- WHAT THE TASK ASKS: Give the number of lines holding the string "date" and nothing more.

-- begin SUPPLIED RECORDS --

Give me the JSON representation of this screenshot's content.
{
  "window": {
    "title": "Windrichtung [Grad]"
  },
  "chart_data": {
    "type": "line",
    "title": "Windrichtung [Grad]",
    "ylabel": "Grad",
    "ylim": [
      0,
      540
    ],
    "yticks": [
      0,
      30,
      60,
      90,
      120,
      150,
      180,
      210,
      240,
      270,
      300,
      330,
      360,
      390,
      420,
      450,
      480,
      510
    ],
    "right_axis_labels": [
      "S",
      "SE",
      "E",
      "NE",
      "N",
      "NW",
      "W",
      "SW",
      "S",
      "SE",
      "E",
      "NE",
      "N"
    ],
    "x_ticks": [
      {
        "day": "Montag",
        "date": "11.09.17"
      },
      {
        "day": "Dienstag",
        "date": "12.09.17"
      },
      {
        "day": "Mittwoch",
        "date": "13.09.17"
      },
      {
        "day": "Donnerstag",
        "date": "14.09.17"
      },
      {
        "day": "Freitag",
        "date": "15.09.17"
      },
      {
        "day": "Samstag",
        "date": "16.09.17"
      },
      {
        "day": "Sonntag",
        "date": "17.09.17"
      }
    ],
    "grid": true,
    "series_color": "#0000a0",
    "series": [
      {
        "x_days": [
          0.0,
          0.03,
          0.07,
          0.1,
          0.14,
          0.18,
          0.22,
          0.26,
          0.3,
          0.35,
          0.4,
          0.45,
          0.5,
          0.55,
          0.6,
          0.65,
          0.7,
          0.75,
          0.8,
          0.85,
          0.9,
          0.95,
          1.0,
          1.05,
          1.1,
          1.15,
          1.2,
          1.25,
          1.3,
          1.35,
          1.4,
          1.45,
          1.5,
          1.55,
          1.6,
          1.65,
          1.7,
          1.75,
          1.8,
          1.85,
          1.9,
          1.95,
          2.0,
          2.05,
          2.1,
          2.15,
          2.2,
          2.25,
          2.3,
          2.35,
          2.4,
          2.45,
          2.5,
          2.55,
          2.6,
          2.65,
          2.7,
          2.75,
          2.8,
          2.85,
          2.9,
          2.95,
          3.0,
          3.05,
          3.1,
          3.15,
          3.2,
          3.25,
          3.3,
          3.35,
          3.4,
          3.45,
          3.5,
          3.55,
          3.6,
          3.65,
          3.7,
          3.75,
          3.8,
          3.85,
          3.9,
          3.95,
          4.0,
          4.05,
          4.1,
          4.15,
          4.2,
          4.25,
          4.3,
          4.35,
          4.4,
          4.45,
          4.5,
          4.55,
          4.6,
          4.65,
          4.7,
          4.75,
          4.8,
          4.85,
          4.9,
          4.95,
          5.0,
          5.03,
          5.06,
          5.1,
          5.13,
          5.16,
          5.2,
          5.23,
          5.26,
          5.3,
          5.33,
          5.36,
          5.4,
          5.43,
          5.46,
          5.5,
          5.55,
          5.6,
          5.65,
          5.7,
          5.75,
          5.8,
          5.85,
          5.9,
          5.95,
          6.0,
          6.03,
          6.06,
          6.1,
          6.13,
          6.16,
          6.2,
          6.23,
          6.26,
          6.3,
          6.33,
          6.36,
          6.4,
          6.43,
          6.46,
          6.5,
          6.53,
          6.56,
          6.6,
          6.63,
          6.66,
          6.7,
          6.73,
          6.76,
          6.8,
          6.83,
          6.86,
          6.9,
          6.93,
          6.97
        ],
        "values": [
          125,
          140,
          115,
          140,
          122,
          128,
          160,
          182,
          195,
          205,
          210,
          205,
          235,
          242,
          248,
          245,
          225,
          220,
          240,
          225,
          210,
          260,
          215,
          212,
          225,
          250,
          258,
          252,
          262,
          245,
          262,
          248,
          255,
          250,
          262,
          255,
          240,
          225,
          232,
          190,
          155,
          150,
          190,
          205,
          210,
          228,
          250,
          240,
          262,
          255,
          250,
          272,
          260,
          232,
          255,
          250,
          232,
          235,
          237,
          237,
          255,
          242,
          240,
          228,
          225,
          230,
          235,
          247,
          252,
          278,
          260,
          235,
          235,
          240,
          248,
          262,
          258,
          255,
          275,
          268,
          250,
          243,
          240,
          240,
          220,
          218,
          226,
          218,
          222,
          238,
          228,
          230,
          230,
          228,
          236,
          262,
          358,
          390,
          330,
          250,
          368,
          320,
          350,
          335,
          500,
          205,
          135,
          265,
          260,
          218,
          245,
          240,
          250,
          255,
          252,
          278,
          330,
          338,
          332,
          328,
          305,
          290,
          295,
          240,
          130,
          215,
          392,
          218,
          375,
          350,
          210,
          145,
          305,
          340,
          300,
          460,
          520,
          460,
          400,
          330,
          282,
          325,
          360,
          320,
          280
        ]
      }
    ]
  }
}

-- end SUPPLIED RECORDS --

- PROBLEM SOLUTION: 7